> **Problem details**: Look through the lines below and extract any with the word "JSON".

> **Entries shown**:
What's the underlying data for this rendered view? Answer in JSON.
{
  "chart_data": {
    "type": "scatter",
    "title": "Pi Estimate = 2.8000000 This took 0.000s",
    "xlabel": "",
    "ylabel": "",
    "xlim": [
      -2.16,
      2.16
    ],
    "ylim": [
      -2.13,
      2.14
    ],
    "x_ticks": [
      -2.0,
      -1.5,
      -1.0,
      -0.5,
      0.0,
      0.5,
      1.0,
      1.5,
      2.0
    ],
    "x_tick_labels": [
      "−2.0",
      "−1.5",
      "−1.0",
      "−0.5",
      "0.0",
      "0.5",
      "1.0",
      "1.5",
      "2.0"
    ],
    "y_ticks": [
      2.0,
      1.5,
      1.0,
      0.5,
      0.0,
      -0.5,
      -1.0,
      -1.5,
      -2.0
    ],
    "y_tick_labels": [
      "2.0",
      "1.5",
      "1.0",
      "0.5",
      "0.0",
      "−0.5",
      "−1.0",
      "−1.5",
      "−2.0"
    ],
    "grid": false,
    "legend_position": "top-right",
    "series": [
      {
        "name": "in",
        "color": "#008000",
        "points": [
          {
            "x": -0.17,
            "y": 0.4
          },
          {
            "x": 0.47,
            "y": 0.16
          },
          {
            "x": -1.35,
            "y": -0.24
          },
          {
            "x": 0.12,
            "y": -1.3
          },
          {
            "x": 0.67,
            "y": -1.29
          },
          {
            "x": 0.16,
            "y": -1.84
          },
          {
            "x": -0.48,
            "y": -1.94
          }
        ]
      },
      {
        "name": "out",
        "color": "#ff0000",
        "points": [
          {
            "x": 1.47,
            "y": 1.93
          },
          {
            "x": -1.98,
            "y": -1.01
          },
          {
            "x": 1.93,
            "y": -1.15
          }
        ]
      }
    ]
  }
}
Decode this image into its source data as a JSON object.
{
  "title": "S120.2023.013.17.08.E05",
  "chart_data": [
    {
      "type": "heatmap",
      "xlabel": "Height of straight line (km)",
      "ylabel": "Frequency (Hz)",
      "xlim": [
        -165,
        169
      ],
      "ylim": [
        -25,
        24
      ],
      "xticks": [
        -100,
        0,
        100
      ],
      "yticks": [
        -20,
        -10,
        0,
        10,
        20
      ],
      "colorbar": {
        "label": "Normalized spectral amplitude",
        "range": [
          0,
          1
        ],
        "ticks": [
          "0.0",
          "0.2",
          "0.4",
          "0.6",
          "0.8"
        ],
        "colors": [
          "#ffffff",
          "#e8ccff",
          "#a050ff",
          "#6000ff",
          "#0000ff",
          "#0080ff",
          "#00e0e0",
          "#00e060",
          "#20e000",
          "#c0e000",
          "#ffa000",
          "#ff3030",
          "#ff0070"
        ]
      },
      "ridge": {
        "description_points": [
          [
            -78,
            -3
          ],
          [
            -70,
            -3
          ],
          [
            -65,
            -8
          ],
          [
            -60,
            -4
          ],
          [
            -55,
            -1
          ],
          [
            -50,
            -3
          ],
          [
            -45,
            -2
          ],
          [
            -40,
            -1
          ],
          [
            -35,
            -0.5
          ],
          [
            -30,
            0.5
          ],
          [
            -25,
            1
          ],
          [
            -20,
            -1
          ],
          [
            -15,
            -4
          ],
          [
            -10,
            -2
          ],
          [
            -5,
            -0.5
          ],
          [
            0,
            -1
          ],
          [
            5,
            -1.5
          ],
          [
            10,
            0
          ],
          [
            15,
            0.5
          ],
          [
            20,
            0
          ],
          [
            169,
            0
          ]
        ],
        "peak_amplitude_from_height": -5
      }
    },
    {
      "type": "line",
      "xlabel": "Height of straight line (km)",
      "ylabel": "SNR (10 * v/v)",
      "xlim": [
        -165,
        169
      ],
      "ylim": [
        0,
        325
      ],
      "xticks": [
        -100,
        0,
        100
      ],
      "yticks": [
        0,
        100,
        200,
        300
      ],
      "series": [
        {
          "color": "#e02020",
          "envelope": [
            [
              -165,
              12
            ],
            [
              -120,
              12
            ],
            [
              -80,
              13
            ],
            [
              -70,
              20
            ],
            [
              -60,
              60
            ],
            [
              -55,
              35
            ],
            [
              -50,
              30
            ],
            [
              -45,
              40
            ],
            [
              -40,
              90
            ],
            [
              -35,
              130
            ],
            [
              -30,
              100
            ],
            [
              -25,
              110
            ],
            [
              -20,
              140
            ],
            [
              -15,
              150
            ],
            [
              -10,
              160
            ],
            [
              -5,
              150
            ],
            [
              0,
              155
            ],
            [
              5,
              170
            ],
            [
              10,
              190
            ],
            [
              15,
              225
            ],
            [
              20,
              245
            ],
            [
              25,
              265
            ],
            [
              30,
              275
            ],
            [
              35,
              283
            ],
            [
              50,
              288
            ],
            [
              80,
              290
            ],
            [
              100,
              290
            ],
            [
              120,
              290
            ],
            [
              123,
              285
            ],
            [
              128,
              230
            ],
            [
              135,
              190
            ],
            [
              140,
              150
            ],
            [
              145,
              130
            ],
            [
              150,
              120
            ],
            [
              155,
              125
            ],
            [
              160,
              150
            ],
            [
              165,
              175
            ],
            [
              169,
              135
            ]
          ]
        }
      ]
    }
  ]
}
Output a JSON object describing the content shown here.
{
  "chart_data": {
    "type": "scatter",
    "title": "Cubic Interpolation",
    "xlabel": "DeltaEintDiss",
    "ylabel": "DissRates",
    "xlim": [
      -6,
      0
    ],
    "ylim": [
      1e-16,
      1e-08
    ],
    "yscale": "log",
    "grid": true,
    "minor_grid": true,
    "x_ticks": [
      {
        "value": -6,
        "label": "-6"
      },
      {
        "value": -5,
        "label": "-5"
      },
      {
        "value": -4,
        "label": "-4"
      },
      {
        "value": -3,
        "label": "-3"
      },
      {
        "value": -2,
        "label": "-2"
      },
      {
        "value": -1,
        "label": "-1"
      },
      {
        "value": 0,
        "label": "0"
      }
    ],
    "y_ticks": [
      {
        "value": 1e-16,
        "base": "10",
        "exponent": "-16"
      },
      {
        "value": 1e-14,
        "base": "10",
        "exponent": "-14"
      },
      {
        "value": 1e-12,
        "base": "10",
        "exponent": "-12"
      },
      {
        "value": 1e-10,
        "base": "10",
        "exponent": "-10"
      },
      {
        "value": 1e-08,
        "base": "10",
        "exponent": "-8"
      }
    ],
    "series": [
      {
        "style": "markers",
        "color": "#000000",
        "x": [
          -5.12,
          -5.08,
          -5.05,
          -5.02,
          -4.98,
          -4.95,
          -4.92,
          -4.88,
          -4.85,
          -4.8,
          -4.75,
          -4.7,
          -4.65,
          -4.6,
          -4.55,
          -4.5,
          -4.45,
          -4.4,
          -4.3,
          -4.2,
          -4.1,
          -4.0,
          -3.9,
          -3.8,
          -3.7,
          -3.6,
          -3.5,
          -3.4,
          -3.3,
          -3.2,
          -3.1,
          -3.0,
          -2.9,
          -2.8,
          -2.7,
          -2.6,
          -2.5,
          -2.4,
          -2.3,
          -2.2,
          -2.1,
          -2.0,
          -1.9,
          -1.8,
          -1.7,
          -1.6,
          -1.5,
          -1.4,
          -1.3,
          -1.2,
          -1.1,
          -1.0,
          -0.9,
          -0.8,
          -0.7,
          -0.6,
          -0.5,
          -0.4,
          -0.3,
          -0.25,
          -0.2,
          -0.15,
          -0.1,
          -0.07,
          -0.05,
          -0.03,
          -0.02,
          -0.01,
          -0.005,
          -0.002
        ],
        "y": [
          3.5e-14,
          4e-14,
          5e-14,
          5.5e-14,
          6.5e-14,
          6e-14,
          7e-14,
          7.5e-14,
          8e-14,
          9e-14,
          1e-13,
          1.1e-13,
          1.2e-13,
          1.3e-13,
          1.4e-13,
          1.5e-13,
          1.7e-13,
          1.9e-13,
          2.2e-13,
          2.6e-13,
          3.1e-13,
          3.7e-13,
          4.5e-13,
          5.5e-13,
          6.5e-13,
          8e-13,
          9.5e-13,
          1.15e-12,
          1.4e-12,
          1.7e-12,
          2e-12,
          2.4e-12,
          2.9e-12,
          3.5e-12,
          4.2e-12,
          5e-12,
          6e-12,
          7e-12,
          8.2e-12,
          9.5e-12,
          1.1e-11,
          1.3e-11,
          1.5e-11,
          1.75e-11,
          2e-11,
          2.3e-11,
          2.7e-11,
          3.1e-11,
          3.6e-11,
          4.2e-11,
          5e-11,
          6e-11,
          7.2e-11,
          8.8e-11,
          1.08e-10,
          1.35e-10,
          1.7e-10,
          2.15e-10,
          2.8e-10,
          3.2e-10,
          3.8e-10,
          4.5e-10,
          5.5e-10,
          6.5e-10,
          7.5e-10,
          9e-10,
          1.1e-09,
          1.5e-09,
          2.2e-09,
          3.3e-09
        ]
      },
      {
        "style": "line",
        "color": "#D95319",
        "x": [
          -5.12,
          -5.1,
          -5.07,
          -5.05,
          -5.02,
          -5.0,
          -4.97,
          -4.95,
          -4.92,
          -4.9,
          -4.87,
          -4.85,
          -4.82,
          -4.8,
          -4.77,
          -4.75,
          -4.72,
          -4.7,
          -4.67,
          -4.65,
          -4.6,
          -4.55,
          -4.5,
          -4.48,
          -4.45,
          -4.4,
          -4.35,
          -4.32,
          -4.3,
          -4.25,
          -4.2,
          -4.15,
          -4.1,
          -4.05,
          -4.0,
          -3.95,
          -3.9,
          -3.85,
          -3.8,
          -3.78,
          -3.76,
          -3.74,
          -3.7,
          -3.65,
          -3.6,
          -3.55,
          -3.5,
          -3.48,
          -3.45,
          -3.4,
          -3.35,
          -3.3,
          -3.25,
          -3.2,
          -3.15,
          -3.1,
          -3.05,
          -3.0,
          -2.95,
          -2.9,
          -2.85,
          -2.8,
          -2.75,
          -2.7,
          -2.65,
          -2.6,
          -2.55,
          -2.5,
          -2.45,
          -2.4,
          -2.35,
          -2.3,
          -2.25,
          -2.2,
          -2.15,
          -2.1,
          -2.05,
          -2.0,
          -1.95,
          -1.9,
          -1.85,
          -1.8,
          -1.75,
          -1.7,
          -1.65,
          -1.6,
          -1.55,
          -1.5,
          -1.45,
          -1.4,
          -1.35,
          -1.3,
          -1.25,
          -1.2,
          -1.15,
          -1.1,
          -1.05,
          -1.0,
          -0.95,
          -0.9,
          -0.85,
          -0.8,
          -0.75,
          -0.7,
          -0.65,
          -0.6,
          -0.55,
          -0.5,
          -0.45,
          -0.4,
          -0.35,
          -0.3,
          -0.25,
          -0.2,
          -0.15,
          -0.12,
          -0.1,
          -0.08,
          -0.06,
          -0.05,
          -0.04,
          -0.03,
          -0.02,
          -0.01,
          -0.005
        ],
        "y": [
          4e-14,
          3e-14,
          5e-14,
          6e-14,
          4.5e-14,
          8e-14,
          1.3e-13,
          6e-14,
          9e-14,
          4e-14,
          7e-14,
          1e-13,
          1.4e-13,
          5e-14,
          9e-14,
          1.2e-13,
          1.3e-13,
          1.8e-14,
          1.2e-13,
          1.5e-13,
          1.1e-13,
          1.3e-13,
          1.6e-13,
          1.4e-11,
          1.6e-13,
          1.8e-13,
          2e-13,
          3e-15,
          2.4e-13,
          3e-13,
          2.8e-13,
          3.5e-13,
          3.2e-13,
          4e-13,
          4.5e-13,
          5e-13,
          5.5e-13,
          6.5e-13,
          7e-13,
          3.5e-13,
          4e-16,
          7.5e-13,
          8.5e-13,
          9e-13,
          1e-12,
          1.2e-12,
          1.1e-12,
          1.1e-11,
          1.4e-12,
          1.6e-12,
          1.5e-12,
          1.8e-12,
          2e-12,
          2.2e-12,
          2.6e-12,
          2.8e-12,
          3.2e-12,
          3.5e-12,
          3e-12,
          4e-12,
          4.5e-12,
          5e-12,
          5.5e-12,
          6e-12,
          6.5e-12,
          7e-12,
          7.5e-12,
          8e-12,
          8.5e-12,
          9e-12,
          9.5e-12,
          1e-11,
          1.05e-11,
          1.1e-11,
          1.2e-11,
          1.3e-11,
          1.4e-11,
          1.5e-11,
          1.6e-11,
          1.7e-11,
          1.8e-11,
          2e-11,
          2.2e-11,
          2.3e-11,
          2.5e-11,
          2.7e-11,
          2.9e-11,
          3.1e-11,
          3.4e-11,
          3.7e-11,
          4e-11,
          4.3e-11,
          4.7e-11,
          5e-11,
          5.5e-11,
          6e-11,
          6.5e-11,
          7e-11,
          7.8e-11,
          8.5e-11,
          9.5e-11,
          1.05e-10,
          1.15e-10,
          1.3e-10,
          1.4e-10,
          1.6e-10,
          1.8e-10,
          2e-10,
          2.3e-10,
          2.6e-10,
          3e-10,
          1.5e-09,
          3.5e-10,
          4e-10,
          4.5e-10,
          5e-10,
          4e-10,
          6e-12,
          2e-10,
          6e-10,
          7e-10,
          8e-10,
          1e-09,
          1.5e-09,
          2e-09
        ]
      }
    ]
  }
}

> **Answer for this exercise**:
What's the underlying data for this rendered view? Answer in JSON.
Decode this image into its source data as a JSON object.
Output a JSON object describing the content shown here.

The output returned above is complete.